======== GIVEN DATA
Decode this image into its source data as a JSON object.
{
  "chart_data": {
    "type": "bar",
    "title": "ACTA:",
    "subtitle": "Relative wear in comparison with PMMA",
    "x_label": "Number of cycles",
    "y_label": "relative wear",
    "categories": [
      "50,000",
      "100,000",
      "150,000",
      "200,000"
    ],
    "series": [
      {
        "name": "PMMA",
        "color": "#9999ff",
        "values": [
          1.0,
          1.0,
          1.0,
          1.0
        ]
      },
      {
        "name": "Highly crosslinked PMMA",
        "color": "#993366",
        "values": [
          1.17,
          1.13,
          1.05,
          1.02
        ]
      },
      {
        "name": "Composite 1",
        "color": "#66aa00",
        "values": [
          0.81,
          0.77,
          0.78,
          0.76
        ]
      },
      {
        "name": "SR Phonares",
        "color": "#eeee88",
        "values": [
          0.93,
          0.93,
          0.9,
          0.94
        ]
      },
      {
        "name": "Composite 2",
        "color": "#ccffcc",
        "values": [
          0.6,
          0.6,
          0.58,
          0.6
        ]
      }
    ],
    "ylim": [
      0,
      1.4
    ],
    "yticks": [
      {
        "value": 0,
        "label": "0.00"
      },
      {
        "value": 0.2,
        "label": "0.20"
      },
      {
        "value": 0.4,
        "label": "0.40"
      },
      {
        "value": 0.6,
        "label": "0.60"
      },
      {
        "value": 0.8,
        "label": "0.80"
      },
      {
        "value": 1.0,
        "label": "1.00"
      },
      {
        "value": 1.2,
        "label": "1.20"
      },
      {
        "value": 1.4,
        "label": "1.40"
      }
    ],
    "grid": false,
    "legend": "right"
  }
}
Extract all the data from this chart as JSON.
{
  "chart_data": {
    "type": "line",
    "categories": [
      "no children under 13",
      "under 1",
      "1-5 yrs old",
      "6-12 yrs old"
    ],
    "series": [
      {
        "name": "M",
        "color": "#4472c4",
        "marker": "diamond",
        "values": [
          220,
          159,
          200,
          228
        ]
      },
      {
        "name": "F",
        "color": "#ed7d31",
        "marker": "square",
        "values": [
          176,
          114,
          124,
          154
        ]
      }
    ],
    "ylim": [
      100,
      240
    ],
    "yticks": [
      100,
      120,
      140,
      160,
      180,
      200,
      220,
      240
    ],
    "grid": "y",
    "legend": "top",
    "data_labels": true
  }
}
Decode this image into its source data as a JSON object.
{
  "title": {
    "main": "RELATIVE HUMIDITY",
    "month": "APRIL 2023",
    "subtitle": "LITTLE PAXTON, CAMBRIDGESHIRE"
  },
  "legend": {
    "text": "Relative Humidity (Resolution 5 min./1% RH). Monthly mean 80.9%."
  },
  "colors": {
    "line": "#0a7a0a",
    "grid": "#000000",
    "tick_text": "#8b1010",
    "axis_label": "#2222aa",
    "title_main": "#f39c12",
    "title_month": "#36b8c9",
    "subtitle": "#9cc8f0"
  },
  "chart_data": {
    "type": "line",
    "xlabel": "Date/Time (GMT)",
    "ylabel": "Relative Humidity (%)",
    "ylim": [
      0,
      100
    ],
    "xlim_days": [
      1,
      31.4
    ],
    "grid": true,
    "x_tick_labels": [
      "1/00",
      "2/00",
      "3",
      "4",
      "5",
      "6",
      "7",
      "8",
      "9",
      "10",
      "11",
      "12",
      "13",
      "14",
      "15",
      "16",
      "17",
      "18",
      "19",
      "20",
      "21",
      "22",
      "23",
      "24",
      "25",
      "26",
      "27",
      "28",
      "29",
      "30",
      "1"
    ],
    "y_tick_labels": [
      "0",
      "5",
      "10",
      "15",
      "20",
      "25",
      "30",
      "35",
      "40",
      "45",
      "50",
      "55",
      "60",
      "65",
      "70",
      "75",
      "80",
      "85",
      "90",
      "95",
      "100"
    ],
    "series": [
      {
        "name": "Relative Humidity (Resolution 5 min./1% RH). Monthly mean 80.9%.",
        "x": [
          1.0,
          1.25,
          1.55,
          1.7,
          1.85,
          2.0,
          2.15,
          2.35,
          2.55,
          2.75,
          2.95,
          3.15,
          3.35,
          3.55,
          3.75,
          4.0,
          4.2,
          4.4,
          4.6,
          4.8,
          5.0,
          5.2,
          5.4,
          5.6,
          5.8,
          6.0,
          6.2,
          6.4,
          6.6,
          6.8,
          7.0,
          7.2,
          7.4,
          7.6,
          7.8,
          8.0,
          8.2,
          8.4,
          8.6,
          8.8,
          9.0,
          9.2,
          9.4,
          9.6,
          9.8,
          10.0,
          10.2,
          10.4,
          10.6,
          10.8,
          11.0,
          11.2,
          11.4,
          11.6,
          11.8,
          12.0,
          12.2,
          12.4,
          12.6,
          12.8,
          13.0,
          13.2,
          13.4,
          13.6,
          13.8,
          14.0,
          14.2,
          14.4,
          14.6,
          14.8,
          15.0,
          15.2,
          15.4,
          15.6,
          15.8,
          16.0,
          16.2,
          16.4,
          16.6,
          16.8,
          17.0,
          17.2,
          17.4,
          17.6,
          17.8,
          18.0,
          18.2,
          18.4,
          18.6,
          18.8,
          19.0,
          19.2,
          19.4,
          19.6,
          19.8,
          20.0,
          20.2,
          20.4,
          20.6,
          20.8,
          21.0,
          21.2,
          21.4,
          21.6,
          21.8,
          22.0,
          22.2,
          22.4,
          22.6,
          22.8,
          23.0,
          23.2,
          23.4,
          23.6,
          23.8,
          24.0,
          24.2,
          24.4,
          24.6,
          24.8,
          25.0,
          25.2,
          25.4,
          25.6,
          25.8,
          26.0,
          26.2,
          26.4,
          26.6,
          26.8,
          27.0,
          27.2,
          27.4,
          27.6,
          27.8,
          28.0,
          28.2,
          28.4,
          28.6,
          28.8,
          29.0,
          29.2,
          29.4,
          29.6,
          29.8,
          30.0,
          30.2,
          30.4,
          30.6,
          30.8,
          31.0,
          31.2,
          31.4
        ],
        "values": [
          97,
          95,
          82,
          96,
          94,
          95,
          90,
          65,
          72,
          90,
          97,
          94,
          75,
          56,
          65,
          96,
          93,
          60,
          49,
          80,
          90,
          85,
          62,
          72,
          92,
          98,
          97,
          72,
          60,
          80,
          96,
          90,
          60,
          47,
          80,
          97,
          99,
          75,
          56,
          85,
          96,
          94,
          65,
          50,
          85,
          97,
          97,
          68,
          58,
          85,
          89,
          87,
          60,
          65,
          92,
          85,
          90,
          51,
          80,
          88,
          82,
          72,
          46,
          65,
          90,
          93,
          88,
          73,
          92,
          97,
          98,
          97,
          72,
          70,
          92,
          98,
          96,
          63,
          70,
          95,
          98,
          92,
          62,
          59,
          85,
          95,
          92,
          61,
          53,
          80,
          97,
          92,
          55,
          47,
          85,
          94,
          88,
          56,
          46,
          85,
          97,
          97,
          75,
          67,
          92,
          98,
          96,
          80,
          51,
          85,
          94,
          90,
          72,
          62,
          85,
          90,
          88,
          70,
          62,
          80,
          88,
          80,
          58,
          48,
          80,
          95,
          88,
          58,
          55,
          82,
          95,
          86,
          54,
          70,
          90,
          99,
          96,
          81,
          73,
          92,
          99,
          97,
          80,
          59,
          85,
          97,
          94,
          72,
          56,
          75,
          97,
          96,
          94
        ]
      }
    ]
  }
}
================
§ BRIEF:
Repeat all of the records above exactly as they appear.

§ PROBLEM SOLUTION:
Decode this image into its source data as a JSON object.
{
  "chart_data": {
    "type": "bar",
    "title": "ACTA:",
    "subtitle": "Relative wear in comparison with PMMA",
    "x_label": "Number of cycles",
    "y_label": "relative wear",
    "categories": [
      "50,000",
      "100,000",
      "150,000",
      "200,000"
    ],
    "series": [
      {
        "name": "PMMA",
        "color": "#9999ff",
        "values": [
          1.0,
          1.0,
          1.0,
          1.0
        ]
      },
      {
        "name": "Highly crosslinked PMMA",
        "color": "#993366",
        "values": [
          1.17,
          1.13,
          1.05,
          1.02
        ]
      },
      {
        "name": "Composite 1",
        "color": "#66aa00",
        "values": [
          0.81,
          0.77,
          0.78,
          0.76
        ]
      },
      {
        "name": "SR Phonares",
        "color": "#eeee88",
        "values": [
          0.93,
          0.93,
          0.9,
          0.94
        ]
      },
      {
        "name": "Composite 2",
        "color": "#ccffcc",
        "values": [
          0.6,
          0.6,
          0.58,
          0.6
        ]
      }
    ],
    "ylim": [
      0,
      1.4
    ],
    "yticks": [
      {
        "value": 0,
        "label": "0.00"
      },
      {
        "value": 0.2,
        "label": "0.20"
      },
      {
        "value": 0.4,
        "label": "0.40"
      },
      {
        "value": 0.6,
        "label": "0.60"
      },
      {
        "value": 0.8,
        "label": "0.80"
      },
      {
        "value": 1.0,
        "label": "1.00"
      },
      {
        "value": 1.2,
        "label": "1.20"
      },
      {
        "value": 1.4,
        "label": "1.40"
      }
    ],
    "grid": false,
    "legend": "right"
  }
}
Extract all the data from this chart as JSON.
{
  "chart_data": {
    "type": "line",
    "categories": [
      "no children under 13",
      "under 1",
      "1-5 yrs old",
      "6-12 yrs old"
    ],
    "series": [
      {
        "name": "M",
        "color": "#4472c4",
        "marker": "diamond",
        "values": [
          220,
          159,
          200,
          228
        ]
      },
      {
        "name": "F",
        "color": "#ed7d31",
        "marker": "square",
        "values": [
          176,
          114,
          124,
          154
        ]
      }
    ],
    "ylim": [
      100,
      240
    ],
    "yticks": [
      100,
      120,
      140,
      160,
      180,
      200,
      220,
      240
    ],
    "grid": "y",
    "legend": "top",
    "data_labels": true
  }
}
Decode this image into its source data as a JSON object.
{
  "title": {
    "main": "RELATIVE HUMIDITY",
    "month": "APRIL 2023",
    "subtitle": "LITTLE PAXTON, CAMBRIDGESHIRE"
  },
  "legend": {
    "text": "Relative Humidity (Resolution 5 min./1% RH). Monthly mean 80.9%."
  },
  "colors": {
    "line": "#0a7a0a",
    "grid": "#000000",
    "tick_text": "#8b1010",
    "axis_label": "#2222aa",
    "title_main": "#f39c12",
    "title_month": "#36b8c9",
    "subtitle": "#9cc8f0"
  },
  "chart_data": {
    "type": "line",
    "xlabel": "Date/Time (GMT)",
    "ylabel": "Relative Humidity (%)",
    "ylim": [
      0,
      100
    ],
    "xlim_days": [
      1,
      31.4
    ],
    "grid": true,
    "x_tick_labels": [
      "1/00",
      "2/00",
      "3",
      "4",
      "5",
      "6",
      "7",
      "8",
      "9",
      "10",
      "11",
      "12",
      "13",
      "14",
      "15",
      "16",
      "17",
      "18",
      "19",
      "20",
      "21",
      "22",
      "23",
      "24",
      "25",
      "26",
      "27",
      "28",
      "29",
      "30",
      "1"
    ],
    "y_tick_labels": [
      "0",
      "5",
      "10",
      "15",
      "20",
      "25",
      "30",
      "35",
      "40",
      "45",
      "50",
      "55",
      "60",
      "65",
      "70",
      "75",
      "80",
      "85",
      "90",
      "95",
      "100"
    ],
    "series": [
      {
        "name": "Relative Humidity (Resolution 5 min./1% RH). Monthly mean 80.9%.",
        "x": [
          1.0,
          1.25,
          1.55,
          1.7,
          1.85,
          2.0,
          2.15,
          2.35,
          2.55,
          2.75,
          2.95,
          3.15,
          3.35,
          3.55,
          3.75,
          4.0,
          4.2,
          4.4,
          4.6,
          4.8,
          5.0,
          5.2,
          5.4,
          5.6,
          5.8,
          6.0,
          6.2,
          6.4,
          6.6,
          6.8,
          7.0,
          7.2,
          7.4,
          7.6,
          7.8,
          8.0,
          8.2,
          8.4,
          8.6,
          8.8,
          9.0,
          9.2,
          9.4,
          9.6,
          9.8,
          10.0,
          10.2,
          10.4,
          10.6,
          10.8,
          11.0,
          11.2,
          11.4,
          11.6,
          11.8,
          12.0,
          12.2,
          12.4,
          12.6,
          12.8,
          13.0,
          13.2,
          13.4,
          13.6,
          13.8,
          14.0,
          14.2,
          14.4,
          14.6,
          14.8,
          15.0,
          15.2,
          15.4,
          15.6,
          15.8,
          16.0,
          16.2,
          16.4,
          16.6,
          16.8,
          17.0,
          17.2,
          17.4,
          17.6,
          17.8,
          18.0,
          18.2,
          18.4,
          18.6,
          18.8,
          19.0,
          19.2,
          19.4,
          19.6,
          19.8,
          20.0,
          20.2,
          20.4,
          20.6,
          20.8,
          21.0,
          21.2,
          21.4,
          21.6,
          21.8,
          22.0,
          22.2,
          22.4,
          22.6,
          22.8,
          23.0,
          23.2,
          23.4,
          23.6,
          23.8,
          24.0,
          24.2,
          24.4,
          24.6,
          24.8,
          25.0,
          25.2,
          25.4,
          25.6,
          25.8,
          26.0,
          26.2,
          26.4,
          26.6,
          26.8,
          27.0,
          27.2,
          27.4,
          27.6,
          27.8,
          28.0,
          28.2,
          28.4,
          28.6,
          28.8,
          29.0,
          29.2,
          29.4,
          29.6,
          29.8,
          30.0,
          30.2,
          30.4,
          30.6,
          30.8,
          31.0,
          31.2,
          31.4
        ],
        "values": [
          97,
          95,
          82,
          96,
          94,
          95,
          90,
          65,
          72,
          90,
          97,
          94,
          75,
          56,
          65,
          96,
          93,
          60,
          49,
          80,
          90,
          85,
          62,
          72,
          92,
          98,
          97,
          72,
          60,
          80,
          96,
          90,
          60,
          47,
          80,
          97,
          99,
          75,
          56,
          85,
          96,
          94,
          65,
          50,
          85,
          97,
          97,
          68,
          58,
          85,
          89,
          87,
          60,
          65,
          92,
          85,
          90,
          51,
          80,
          88,
          82,
          72,
          46,
          65,
          90,
          93,
          88,
          73,
          92,
          97,
          98,
          97,
          72,
          70,
          92,
          98,
          96,
          63,
          70,
          95,
          98,
          92,
          62,
          59,
          85,
          95,
          92,
          61,
          53,
          80,
          97,
          92,
          55,
          47,
          85,
          94,
          88,
          56,
          46,
          85,
          97,
          97,
          75,
          67,
          92,
          98,
          96,
          80,
          51,
          85,
          94,
          90,
          72,
          62,
          85,
          90,
          88,
          70,
          62,
          80,
          88,
          80,
          58,
          48,
          80,
          95,
          88,
          58,
          55,
          82,
          95,
          86,
          54,
          70,
          90,
          99,
          96,
          81,
          73,
          92,
          99,
          97,
          80,
          59,
          85,
          97,
          94,
          72,
          56,
          75,
          97,
          96,
          94
        ]
      }
    ]
  }
}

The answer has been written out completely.